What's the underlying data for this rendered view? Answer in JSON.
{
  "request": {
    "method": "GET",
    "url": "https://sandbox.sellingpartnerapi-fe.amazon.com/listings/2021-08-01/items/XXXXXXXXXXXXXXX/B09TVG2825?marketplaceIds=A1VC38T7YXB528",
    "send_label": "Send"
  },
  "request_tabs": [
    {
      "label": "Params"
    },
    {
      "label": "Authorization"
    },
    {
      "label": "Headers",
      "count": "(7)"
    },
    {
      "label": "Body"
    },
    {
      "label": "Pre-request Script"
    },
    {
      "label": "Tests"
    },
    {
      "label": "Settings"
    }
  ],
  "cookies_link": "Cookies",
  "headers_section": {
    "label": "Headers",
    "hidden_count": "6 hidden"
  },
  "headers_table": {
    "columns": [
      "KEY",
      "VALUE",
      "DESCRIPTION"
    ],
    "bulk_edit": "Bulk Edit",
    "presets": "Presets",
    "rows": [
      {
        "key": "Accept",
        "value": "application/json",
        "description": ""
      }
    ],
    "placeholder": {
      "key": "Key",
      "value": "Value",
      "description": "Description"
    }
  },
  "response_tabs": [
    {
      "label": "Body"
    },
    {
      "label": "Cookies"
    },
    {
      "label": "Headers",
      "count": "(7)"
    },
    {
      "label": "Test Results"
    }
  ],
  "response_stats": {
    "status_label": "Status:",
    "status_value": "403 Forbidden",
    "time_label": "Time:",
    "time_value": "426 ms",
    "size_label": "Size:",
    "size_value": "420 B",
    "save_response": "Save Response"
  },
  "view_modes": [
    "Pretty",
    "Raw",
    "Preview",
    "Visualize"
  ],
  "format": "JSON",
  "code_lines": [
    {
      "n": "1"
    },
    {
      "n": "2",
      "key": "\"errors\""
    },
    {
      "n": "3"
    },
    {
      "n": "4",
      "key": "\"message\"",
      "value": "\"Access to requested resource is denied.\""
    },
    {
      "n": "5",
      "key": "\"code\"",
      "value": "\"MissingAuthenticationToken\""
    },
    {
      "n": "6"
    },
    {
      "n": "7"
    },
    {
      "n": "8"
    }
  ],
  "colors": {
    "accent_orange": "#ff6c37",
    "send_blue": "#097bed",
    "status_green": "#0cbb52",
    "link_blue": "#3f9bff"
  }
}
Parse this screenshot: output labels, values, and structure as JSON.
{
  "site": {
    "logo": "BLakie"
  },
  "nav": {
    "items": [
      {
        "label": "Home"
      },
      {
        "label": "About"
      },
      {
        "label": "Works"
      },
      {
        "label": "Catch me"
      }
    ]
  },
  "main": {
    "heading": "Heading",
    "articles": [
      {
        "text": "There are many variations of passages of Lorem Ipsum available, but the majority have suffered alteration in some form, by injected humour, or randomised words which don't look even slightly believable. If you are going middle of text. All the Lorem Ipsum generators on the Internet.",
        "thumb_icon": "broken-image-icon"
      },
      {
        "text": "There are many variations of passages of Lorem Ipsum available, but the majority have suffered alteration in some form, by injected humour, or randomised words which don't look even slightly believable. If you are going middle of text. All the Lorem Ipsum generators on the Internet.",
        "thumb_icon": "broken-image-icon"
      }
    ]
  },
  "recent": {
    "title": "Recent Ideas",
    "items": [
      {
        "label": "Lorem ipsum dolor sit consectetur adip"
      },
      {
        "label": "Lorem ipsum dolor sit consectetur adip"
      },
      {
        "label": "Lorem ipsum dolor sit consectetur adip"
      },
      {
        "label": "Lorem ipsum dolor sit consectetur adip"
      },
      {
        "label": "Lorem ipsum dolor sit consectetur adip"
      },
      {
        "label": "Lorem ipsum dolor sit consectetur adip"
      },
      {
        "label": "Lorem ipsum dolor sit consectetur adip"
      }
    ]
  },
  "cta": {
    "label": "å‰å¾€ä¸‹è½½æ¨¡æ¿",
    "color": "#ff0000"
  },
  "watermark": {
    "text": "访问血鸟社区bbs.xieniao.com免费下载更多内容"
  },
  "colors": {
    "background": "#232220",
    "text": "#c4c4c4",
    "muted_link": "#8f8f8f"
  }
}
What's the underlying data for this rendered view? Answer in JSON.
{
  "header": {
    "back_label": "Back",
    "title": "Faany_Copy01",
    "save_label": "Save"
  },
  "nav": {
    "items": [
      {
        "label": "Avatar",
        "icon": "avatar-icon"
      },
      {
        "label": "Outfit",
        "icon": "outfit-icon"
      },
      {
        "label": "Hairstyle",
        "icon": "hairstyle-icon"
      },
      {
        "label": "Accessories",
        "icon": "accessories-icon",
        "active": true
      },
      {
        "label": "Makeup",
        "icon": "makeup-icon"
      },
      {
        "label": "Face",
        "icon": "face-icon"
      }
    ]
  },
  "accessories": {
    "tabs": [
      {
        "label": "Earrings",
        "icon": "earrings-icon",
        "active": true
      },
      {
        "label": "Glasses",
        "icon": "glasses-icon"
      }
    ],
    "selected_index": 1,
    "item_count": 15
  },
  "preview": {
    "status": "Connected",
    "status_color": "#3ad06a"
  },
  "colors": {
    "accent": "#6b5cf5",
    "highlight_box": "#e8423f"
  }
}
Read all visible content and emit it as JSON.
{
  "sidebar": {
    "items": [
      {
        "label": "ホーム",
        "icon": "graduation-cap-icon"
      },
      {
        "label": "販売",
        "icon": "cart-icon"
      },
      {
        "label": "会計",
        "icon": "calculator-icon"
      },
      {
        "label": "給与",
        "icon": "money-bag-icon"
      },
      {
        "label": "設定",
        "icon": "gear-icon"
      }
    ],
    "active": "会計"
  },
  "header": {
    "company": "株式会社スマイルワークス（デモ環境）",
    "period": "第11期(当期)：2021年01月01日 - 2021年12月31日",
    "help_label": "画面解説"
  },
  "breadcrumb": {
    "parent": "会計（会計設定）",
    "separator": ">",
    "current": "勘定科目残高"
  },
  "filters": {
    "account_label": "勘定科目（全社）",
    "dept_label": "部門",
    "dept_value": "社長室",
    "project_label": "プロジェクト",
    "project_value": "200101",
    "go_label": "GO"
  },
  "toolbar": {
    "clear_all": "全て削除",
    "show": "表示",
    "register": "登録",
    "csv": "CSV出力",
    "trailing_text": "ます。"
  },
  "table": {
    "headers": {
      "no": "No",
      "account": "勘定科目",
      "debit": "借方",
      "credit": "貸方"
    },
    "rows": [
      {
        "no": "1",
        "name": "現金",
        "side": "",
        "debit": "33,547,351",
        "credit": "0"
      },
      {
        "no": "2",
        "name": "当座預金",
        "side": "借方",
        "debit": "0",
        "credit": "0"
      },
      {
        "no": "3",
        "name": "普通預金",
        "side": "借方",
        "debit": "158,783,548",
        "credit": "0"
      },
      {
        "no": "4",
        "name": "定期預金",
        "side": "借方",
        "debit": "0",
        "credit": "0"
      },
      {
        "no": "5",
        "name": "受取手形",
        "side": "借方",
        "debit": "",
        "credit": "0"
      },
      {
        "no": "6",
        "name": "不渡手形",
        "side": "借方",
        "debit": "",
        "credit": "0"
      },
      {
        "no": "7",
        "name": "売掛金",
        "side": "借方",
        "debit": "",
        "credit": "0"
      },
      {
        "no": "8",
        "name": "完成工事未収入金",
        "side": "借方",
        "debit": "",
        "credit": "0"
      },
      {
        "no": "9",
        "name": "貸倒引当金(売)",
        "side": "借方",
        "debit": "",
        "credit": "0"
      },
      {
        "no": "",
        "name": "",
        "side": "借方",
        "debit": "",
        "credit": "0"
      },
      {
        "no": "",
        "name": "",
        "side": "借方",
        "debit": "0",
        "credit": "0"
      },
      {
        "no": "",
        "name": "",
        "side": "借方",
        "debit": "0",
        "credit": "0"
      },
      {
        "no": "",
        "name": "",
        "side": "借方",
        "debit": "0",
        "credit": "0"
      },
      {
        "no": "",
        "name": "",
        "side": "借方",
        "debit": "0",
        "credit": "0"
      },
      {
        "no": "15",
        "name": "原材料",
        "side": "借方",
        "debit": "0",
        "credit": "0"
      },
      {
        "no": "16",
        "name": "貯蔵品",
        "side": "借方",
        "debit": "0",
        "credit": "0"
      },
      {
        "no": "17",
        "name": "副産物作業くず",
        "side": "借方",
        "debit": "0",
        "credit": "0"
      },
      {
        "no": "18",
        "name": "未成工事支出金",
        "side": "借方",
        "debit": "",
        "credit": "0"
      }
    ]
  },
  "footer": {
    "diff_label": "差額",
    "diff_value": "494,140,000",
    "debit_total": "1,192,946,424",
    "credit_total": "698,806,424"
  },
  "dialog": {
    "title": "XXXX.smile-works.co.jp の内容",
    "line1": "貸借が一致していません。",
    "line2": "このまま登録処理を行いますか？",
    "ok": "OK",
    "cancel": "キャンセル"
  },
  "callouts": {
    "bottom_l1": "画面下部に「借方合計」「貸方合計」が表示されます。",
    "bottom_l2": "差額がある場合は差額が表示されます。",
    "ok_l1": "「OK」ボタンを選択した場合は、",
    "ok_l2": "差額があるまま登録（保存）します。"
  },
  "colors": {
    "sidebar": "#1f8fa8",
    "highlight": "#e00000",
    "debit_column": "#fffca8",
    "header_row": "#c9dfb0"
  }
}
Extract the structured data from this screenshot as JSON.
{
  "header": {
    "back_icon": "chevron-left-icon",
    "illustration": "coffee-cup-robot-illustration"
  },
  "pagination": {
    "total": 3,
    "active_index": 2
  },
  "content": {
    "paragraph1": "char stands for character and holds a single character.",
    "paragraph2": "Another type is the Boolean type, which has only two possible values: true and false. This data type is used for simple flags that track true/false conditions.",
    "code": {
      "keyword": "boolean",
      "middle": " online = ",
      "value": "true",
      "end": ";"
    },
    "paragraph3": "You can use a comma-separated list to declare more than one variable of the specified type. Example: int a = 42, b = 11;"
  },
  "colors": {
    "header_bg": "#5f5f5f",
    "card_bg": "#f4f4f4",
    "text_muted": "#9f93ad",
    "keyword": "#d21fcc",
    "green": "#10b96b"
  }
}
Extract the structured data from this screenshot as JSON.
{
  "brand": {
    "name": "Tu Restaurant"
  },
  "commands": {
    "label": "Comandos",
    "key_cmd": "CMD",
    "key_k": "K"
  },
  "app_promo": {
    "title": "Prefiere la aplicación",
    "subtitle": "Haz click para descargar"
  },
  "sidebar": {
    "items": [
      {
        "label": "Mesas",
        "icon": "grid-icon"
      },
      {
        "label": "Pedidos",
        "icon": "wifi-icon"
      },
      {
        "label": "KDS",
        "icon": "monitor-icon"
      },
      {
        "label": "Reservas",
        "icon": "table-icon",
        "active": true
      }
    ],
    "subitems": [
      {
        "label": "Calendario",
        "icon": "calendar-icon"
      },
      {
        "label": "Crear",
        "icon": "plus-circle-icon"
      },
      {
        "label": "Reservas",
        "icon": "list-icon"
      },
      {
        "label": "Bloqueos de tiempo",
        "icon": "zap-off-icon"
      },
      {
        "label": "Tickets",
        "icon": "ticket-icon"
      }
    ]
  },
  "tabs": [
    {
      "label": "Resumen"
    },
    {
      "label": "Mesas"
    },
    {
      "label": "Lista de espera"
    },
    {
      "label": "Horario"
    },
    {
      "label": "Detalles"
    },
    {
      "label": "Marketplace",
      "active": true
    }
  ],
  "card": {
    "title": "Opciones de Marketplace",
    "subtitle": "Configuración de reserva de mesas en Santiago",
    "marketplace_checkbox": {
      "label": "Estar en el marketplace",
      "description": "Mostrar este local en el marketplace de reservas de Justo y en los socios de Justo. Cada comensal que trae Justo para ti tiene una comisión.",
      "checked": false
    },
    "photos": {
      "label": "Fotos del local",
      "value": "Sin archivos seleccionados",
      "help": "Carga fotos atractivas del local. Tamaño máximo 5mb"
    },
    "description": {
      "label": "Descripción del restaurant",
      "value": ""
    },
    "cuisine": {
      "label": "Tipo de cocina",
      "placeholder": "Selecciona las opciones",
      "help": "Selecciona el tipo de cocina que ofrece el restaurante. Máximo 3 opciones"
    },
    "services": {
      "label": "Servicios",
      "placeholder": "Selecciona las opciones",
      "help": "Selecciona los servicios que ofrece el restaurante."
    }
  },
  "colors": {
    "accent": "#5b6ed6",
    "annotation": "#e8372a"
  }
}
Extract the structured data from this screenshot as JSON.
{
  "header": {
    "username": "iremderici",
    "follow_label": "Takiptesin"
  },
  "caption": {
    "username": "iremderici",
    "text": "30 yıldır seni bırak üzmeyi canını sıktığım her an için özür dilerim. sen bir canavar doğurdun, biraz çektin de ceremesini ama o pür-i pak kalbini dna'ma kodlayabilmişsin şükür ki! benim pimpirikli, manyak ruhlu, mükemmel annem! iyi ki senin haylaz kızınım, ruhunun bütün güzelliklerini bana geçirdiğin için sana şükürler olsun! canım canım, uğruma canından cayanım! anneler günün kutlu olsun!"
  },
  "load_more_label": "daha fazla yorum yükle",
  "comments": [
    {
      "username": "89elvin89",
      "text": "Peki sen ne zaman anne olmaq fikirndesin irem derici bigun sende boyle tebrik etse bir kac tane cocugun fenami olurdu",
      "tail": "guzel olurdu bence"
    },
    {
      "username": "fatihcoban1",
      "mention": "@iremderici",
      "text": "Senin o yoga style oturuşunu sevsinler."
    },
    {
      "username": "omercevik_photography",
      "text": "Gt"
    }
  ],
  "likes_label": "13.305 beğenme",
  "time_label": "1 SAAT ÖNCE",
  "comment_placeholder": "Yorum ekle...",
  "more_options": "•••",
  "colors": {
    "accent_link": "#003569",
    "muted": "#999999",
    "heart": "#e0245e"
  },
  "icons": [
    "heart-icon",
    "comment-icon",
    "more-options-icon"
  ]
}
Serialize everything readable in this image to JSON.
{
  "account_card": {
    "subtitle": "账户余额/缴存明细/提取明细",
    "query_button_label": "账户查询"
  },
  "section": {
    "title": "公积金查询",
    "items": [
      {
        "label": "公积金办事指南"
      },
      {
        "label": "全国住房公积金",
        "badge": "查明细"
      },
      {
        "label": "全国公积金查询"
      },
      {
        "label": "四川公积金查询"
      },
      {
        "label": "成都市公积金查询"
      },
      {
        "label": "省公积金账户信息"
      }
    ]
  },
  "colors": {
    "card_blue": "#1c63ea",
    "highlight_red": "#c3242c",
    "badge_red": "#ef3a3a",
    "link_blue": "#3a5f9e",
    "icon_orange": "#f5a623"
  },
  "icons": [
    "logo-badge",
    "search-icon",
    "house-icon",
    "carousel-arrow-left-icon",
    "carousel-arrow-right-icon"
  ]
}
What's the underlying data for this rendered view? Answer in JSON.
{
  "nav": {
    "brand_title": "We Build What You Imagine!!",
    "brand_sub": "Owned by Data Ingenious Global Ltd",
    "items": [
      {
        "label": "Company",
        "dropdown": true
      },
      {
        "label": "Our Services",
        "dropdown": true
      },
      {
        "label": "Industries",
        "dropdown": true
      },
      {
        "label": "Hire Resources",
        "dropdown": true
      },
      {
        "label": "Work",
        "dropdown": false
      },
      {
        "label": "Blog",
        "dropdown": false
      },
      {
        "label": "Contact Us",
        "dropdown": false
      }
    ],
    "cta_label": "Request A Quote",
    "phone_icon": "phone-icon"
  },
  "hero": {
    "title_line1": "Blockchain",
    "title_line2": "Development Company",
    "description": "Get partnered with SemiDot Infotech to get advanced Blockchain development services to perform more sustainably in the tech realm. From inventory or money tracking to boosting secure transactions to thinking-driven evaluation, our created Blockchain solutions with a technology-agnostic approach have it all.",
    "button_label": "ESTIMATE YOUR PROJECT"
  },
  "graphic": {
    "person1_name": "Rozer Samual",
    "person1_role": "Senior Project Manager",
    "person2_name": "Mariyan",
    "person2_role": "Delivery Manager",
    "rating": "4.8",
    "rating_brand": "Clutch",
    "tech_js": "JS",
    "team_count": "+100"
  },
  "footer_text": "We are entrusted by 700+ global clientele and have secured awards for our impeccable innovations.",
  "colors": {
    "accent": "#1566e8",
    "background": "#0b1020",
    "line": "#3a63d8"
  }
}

What you are asked to do:
Copy all lines in the listing above where the string "Manager" appears.

Response:
    "person1_role": "Senior Project Manager",
    "person2_role": "Delivery Manager",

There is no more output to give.